Collection entries:
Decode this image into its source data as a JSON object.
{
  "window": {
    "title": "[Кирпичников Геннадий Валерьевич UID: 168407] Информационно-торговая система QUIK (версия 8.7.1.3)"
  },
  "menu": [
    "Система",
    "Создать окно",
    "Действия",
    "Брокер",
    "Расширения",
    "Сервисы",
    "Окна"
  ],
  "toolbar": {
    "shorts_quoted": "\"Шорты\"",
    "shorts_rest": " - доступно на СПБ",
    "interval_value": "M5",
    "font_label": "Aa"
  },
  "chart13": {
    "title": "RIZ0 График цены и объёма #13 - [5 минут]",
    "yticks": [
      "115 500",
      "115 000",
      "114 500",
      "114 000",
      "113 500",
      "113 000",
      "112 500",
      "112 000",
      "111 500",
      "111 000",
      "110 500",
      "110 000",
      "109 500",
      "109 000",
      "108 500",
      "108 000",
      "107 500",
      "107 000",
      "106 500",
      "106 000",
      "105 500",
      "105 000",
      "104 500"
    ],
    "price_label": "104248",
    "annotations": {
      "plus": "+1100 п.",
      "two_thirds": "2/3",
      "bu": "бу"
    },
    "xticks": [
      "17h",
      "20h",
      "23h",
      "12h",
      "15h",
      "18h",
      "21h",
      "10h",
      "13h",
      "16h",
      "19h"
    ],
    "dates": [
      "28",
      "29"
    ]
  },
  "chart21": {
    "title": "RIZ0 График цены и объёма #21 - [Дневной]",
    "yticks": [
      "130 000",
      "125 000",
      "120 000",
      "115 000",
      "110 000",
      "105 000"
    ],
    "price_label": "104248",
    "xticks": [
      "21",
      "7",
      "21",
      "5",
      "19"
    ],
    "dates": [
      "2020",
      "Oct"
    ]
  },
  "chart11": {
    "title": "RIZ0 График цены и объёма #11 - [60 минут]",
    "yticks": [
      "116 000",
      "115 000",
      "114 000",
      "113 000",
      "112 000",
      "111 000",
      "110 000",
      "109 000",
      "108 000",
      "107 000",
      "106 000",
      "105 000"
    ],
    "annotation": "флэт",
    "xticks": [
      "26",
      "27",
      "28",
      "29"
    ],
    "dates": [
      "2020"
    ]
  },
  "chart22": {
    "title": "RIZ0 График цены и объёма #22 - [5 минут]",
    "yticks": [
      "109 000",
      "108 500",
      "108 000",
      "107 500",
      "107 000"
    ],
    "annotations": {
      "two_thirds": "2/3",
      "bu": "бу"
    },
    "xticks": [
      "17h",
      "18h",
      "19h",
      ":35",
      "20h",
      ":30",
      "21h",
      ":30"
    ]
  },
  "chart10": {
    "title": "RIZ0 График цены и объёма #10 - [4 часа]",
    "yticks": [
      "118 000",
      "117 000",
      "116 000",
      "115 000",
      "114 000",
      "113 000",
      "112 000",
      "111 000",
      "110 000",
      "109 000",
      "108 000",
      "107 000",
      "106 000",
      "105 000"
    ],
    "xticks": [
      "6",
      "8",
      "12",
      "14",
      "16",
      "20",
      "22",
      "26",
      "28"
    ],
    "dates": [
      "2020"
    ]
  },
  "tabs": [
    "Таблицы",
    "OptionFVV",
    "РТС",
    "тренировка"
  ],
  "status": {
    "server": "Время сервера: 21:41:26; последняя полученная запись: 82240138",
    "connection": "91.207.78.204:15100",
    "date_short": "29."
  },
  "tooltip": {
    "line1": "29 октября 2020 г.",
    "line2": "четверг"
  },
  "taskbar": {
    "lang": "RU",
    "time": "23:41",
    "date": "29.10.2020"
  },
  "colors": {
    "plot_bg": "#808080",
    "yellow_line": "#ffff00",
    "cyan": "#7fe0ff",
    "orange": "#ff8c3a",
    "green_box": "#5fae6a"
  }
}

- [Written problem]
Write out all of the records once more, exactly.

- [Written reply]
Decode this image into its source data as a JSON object.
{
  "window": {
    "title": "[Кирпичников Геннадий Валерьевич UID: 168407] Информационно-торговая система QUIK (версия 8.7.1.3)"
  },
  "menu": [
    "Система",
    "Создать окно",
    "Действия",
    "Брокер",
    "Расширения",
    "Сервисы",
    "Окна"
  ],
  "toolbar": {
    "shorts_quoted": "\"Шорты\"",
    "shorts_rest": " - доступно на СПБ",
    "interval_value": "M5",
    "font_label": "Aa"
  },
  "chart13": {
    "title": "RIZ0 График цены и объёма #13 - [5 минут]",
    "yticks": [
      "115 500",
      "115 000",
      "114 500",
      "114 000",
      "113 500",
      "113 000",
      "112 500",
      "112 000",
      "111 500",
      "111 000",
      "110 500",
      "110 000",
      "109 500",
      "109 000",
      "108 500",
      "108 000",
      "107 500",
      "107 000",
      "106 500",
      "106 000",
      "105 500",
      "105 000",
      "104 500"
    ],
    "price_label": "104248",
    "annotations": {
      "plus": "+1100 п.",
      "two_thirds": "2/3",
      "bu": "бу"
    },
    "xticks": [
      "17h",
      "20h",
      "23h",
      "12h",
      "15h",
      "18h",
      "21h",
      "10h",
      "13h",
      "16h",
      "19h"
    ],
    "dates": [
      "28",
      "29"
    ]
  },
  "chart21": {
    "title": "RIZ0 График цены и объёма #21 - [Дневной]",
    "yticks": [
      "130 000",
      "125 000",
      "120 000",
      "115 000",
      "110 000",
      "105 000"
    ],
    "price_label": "104248",
    "xticks": [
      "21",
      "7",
      "21",
      "5",
      "19"
    ],
    "dates": [
      "2020",
      "Oct"
    ]
  },
  "chart11": {
    "title": "RIZ0 График цены и объёма #11 - [60 минут]",
    "yticks": [
      "116 000",
      "115 000",
      "114 000",
      "113 000",
      "112 000",
      "111 000",
      "110 000",
      "109 000",
      "108 000",
      "107 000",
      "106 000",
      "105 000"
    ],
    "annotation": "флэт",
    "xticks": [
      "26",
      "27",
      "28",
      "29"
    ],
    "dates": [
      "2020"
    ]
  },
  "chart22": {
    "title": "RIZ0 График цены и объёма #22 - [5 минут]",
    "yticks": [
      "109 000",
      "108 500",
      "108 000",
      "107 500",
      "107 000"
    ],
    "annotations": {
      "two_thirds": "2/3",
      "bu": "бу"
    },
    "xticks": [
      "17h",
      "18h",
      "19h",
      ":35",
      "20h",
      ":30",
      "21h",
      ":30"
    ]
  },
  "chart10": {
    "title": "RIZ0 График цены и объёма #10 - [4 часа]",
    "yticks": [
      "118 000",
      "117 000",
      "116 000",
      "115 000",
      "114 000",
      "113 000",
      "112 000",
      "111 000",
      "110 000",
      "109 000",
      "108 000",
      "107 000",
      "106 000",
      "105 000"
    ],
    "xticks": [
      "6",
      "8",
      "12",
      "14",
      "16",
      "20",
      "22",
      "26",
      "28"
    ],
    "dates": [
      "2020"
    ]
  },
  "tabs": [
    "Таблицы",
    "OptionFVV",
    "РТС",
    "тренировка"
  ],
  "status": {
    "server": "Время сервера: 21:41:26; последняя полученная запись: 82240138",
    "connection": "91.207.78.204:15100",
    "date_short": "29."
  },
  "tooltip": {
    "line1": "29 октября 2020 г.",
    "line2": "четверг"
  },
  "taskbar": {
    "lang": "RU",
    "time": "23:41",
    "date": "29.10.2020"
  },
  "colors": {
    "plot_bg": "#808080",
    "yellow_line": "#ffff00",
    "cyan": "#7fe0ff",
    "orange": "#ff8c3a",
    "green_box": "#5fae6a"
  }
}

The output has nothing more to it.